• _Direction A_: Translate into Spanish this sentence from the passage on standardizing observations below: "However, the over-all size of the specimen is determined by age or growing conditions, not by species."
• _Direction B_: In the passage on standardizing observations below, what could be subtracted from each row of interval-scale input data when no other direct measure of size is available?

• _Supplied passage_:
You may want to standardize each observation if there is extraneous
variability between observations. For example, suppose you want to
classify plant specimens according to species but the specimens are at
different stages of growth. You have measurements such as stem length,
leaf length, and leaf width. However, the over-all size of the specimen
is determined by age or growing conditions, not by species. Given
sufficient data, a NN could learn to ignore the size of the specimens
and classify them by shape instead.  However, training will be easier
and generalization better if you can remove the extraneous size
information before training the network.

If the input data are measured on an interval scale, you can control for
size by subtracting a measure of the over-all size of each observation
from each datum. For example, if no other direct measure of size is
available, you could subtract the mean of each row of the input matrix,
producing a row-centered input matrix.

• _Dataset excerpts_:
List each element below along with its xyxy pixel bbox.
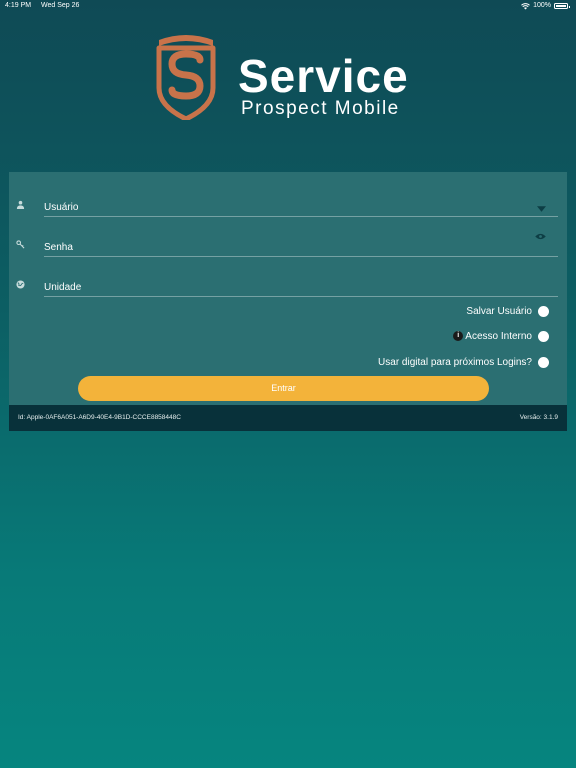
version-label: Versão: 3.1.9 xyxy=(519,414,558,421)
username-field[interactable]: Usuário xyxy=(16,186,558,217)
salvar-usuario-label: Salvar Usuário xyxy=(466,305,532,317)
acesso-interno-radio[interactable] xyxy=(538,330,549,342)
status-time: 4:19 PM xyxy=(5,2,32,9)
salvar-usuario-radio[interactable] xyxy=(538,305,549,317)
key-icon xyxy=(16,240,26,250)
info-icon[interactable]: i xyxy=(453,331,464,341)
acesso-interno-label: Acesso Interno xyxy=(465,330,532,342)
device-id: Id: Apple-0AF6A051-A6D9-40E4-9B1D-CCCE88… xyxy=(18,414,181,421)
salvar-usuario-option[interactable]: Salvar Usuário xyxy=(466,304,549,318)
footer-bar: Id: Apple-0AF6A051-A6D9-40E4-9B1D-CCCE88… xyxy=(9,405,567,431)
eye-icon[interactable] xyxy=(535,232,546,242)
battery-percent: 100% xyxy=(533,2,551,9)
status-bar: 4:19 PM Wed Sep 26 100% xyxy=(0,0,576,12)
brand-subtitle: Prospect Mobile xyxy=(241,98,400,119)
globe-icon xyxy=(16,280,26,290)
password-label: Senha xyxy=(44,242,73,253)
status-date: Wed Sep 26 xyxy=(41,2,80,9)
chevron-down-icon[interactable] xyxy=(537,204,546,214)
entrar-button[interactable]: Entrar xyxy=(78,376,489,401)
unidade-label: Unidade xyxy=(44,282,82,293)
login-form: Usuário Senha Unidade Salvar Usuário i A… xyxy=(9,172,567,405)
usar-digital-radio[interactable] xyxy=(538,356,549,368)
shield-logo xyxy=(156,35,216,120)
acesso-interno-option[interactable]: i Acesso Interno xyxy=(453,329,549,343)
usar-digital-option[interactable]: Usar digital para próximos Logins? xyxy=(378,355,549,369)
battery-icon xyxy=(554,3,570,9)
username-label: Usuário xyxy=(44,202,79,213)
usar-digital-label: Usar digital para próximos Logins? xyxy=(378,356,532,368)
brand-title: Service xyxy=(238,50,409,102)
unidade-field[interactable]: Unidade xyxy=(16,266,558,297)
user-icon xyxy=(16,200,26,210)
wifi-icon xyxy=(521,2,530,9)
password-field[interactable]: Senha xyxy=(16,226,558,257)
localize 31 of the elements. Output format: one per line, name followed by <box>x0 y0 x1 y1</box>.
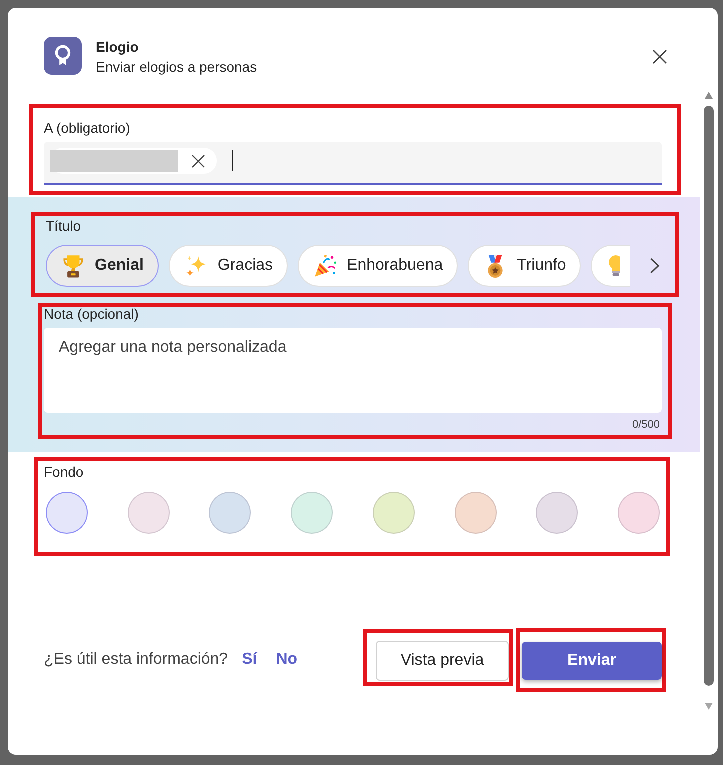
title-option[interactable]: Genial <box>46 245 159 287</box>
background-swatch[interactable] <box>46 492 88 534</box>
title-option[interactable]: Triunfo <box>468 245 582 287</box>
title-option[interactable] <box>591 245 630 287</box>
close-icon[interactable] <box>653 50 667 64</box>
scroll-up-arrow-icon[interactable] <box>705 92 713 99</box>
title-option[interactable]: Gracias <box>168 245 288 287</box>
award-icon <box>44 37 82 75</box>
send-button[interactable]: Enviar <box>522 642 662 680</box>
title-option[interactable]: Enhorabuena <box>298 245 458 287</box>
scroll-down-arrow-icon[interactable] <box>705 703 713 710</box>
title-label: Título <box>46 218 82 234</box>
lightbulb-icon <box>608 254 620 278</box>
background-label: Fondo <box>44 465 84 480</box>
preview-button[interactable]: Vista previa <box>376 641 509 681</box>
dialog-subtitle: Enviar elogios a personas <box>96 58 258 76</box>
character-counter: 0/500 <box>632 418 660 432</box>
dialog-title: Elogio <box>96 38 139 56</box>
scrollbar-thumb[interactable] <box>704 106 714 686</box>
note-field[interactable]: Agregar una nota personalizada <box>44 328 662 413</box>
text-cursor <box>232 150 233 171</box>
feedback-link[interactable]: No <box>276 650 298 670</box>
feedback-link[interactable]: Sí <box>242 650 258 670</box>
remove-icon[interactable] <box>192 154 205 168</box>
party-popper-icon <box>313 254 338 278</box>
note-label: Nota (opcional) <box>44 307 139 322</box>
feedback-question: ¿Es útil esta información? <box>44 650 228 670</box>
chevron-right-icon[interactable] <box>650 258 660 274</box>
recipient-field[interactable] <box>44 142 662 185</box>
recipient-label: A (obligatorio) <box>44 120 130 136</box>
trophy-icon <box>61 254 86 278</box>
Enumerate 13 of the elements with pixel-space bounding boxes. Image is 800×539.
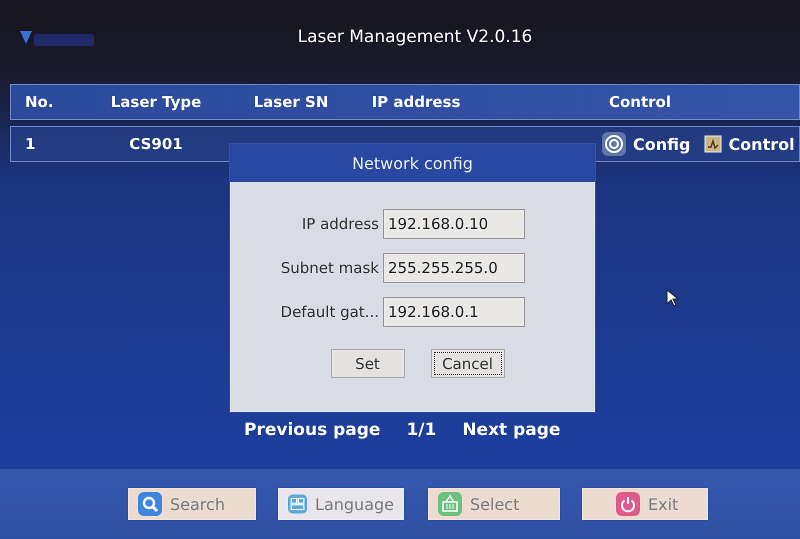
column-header: No. — [24, 93, 55, 111]
column-header: Laser Type — [110, 93, 202, 111]
column-header: IP address — [370, 93, 462, 111]
field-label: IP address — [300, 215, 379, 233]
table-cell-text: 1 — [24, 135, 36, 153]
column-header: Control — [608, 93, 672, 111]
page-indicator: 1/1 — [406, 420, 436, 440]
table-cell-text: CS901 — [128, 135, 184, 153]
window-title: Laser Management V2.0.16 — [296, 27, 534, 47]
column-header: Laser SN — [252, 93, 330, 111]
field-label: Subnet mask — [280, 259, 379, 277]
field-label: Default gat... — [280, 303, 379, 321]
dialog-title: Network config — [230, 144, 595, 182]
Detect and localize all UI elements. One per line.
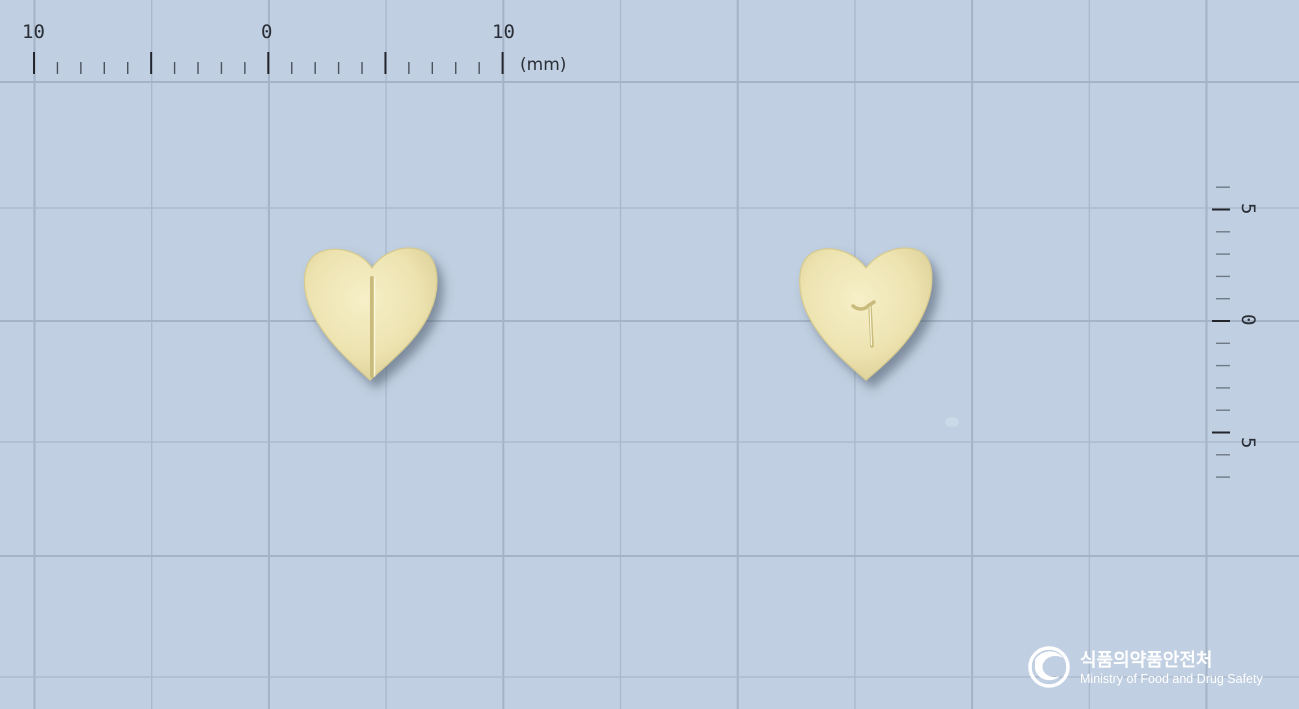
- measurement-grid: [0, 0, 1299, 709]
- top-ruler-label-right: 10: [492, 21, 515, 43]
- mfds-emblem-icon: [1028, 646, 1070, 688]
- top-ruler-unit: (mm): [520, 55, 566, 75]
- top-ruler-label-left: 10: [22, 21, 45, 43]
- logo-english-name: Ministry of Food and Drug Safety: [1080, 672, 1263, 686]
- mfds-logo: 식품의약품안전처 Ministry of Food and Drug Safet…: [1028, 646, 1263, 688]
- right-ruler: 5 0 5: [1212, 186, 1259, 478]
- right-ruler-label-bottom: 5: [1237, 437, 1259, 448]
- top-ruler-ticks: [33, 52, 504, 74]
- tablet-back: [799, 247, 933, 381]
- tablet-photo: 10 0 10 (mm) 5 0 5 식품의약품안전처 Ministry of …: [0, 0, 1299, 709]
- right-ruler-ticks: [1212, 186, 1230, 478]
- logo-korean-name: 식품의약품안전처: [1080, 649, 1212, 671]
- right-ruler-label-top: 5: [1237, 203, 1259, 214]
- glare-spot: [945, 417, 959, 427]
- top-ruler-label-zero: 0: [261, 21, 272, 43]
- score-line-icon: [370, 276, 376, 378]
- top-ruler: 10 0 10 (mm): [22, 21, 566, 75]
- right-ruler-label-zero: 0: [1237, 314, 1259, 325]
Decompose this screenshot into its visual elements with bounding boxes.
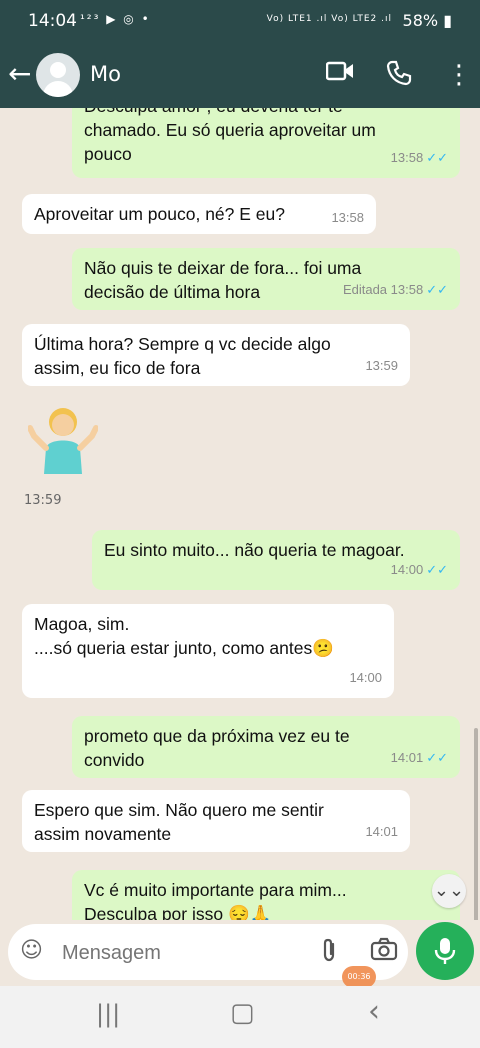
message-input[interactable] [60,938,304,968]
message-text: Aproveitar um pouco, né? E eu? [34,204,285,224]
message-bubble-outgoing[interactable]: Vc é muito importante para mim... Descul… [72,870,460,920]
recording-indicator: 00:36 [342,966,376,988]
read-ticks-icon: ✓✓ [426,150,448,165]
message-time: 13:58 [331,210,364,225]
voice-call-icon[interactable] [386,60,412,92]
message-text: Última hora? Sempre q vc decide algo ass… [34,334,331,378]
message-bubble-incoming[interactable]: Espero que sim. Não quero me sentir assi… [22,790,410,852]
read-ticks-icon: ✓✓ [426,750,448,765]
recent-apps-icon[interactable]: ||| [96,1000,120,1028]
message-bubble-outgoing[interactable]: prometo que da próxima vez eu te convido… [72,716,460,778]
edited-label: Editada [342,282,388,297]
message-bubble-outgoing[interactable]: Desculpa amor , eu deveria ter te chamad… [72,108,460,178]
message-text: prometo que da próxima vez eu te convido [84,726,350,770]
message-bubble-outgoing[interactable]: Eu sinto muito... não queria te magoar. … [92,530,460,590]
message-list[interactable]: Desculpa amor , eu deveria ter te chamad… [0,108,480,920]
sticker-time: 13:59 [24,493,62,508]
status-bar: 14:04 ¹²³ ▶ ◎ • Vo) LTE1 .ıl Vo) LTE2 .ı… [0,0,480,44]
microphone-button[interactable] [416,922,474,980]
system-navigation-bar: ||| ▢ ‹ [0,986,480,1048]
message-bubble-incoming[interactable]: Aproveitar um pouco, né? E eu? 13:58 [22,194,376,234]
message-input-container: ☺ 00:36 [8,924,408,988]
message-bubble-incoming[interactable]: Magoa, sim. ....só queria estar junto, c… [22,604,394,698]
sticker-message[interactable] [27,400,99,480]
home-icon[interactable]: ▢ [230,998,255,1028]
video-call-icon[interactable] [325,60,354,88]
message-text: Magoa, sim. ....só queria estar junto, c… [34,614,334,658]
message-meta: Editada 13:58 ✓✓ [342,282,448,297]
emoji-icon[interactable]: ☺ [20,938,43,963]
composer: ☺ 00:36 [0,920,480,988]
message-text: Vc é muito importante para mim... Descul… [84,880,347,920]
contact-avatar[interactable] [36,53,80,97]
camera-icon[interactable] [370,937,398,967]
contact-name[interactable]: Mo [90,62,121,86]
message-time: 13:59 [365,358,398,373]
read-ticks-icon: ✓✓ [426,562,448,577]
message-text: Desculpa amor , eu deveria ter te chamad… [84,108,376,164]
scroll-to-bottom-button[interactable]: ⌄⌄ [432,874,466,908]
notification-icons: ¹²³ ▶ ◎ • [80,12,151,26]
chat-header: ← Mo ⋮ [0,44,480,108]
read-ticks-icon: ✓✓ [426,282,448,297]
message-time: 14:00 [349,670,382,685]
more-options-icon[interactable]: ⋮ [446,60,472,90]
scrollbar[interactable] [474,728,478,920]
message-time: 14:01 [365,824,398,839]
message-bubble-outgoing[interactable]: Não quis te deixar de fora... foi uma de… [72,248,460,310]
message-text: Espero que sim. Não quero me sentir assi… [34,800,324,844]
message-meta: 13:58 ✓✓ [390,150,448,165]
back-nav-icon[interactable]: ‹ [368,994,380,1029]
network-indicators: Vo) LTE1 .ıl Vo) LTE2 .ıl [266,14,392,24]
message-meta: 14:00 ✓✓ [390,562,448,577]
back-arrow-icon[interactable]: ← [8,58,31,90]
attach-icon[interactable] [318,937,340,969]
message-meta: 14:01 ✓✓ [390,750,448,765]
battery-level: 58% ▮ [402,11,452,30]
status-time: 14:04 [28,11,77,31]
message-bubble-incoming[interactable]: Última hora? Sempre q vc decide algo ass… [22,324,410,386]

• _Expected answer A_: Sin embargo, el tamaño general del espécimen está determinado por la edad o por las condiciones de crecimiento, no por la especie.

• _Expected answer B_: The mean of that row of the input matrix.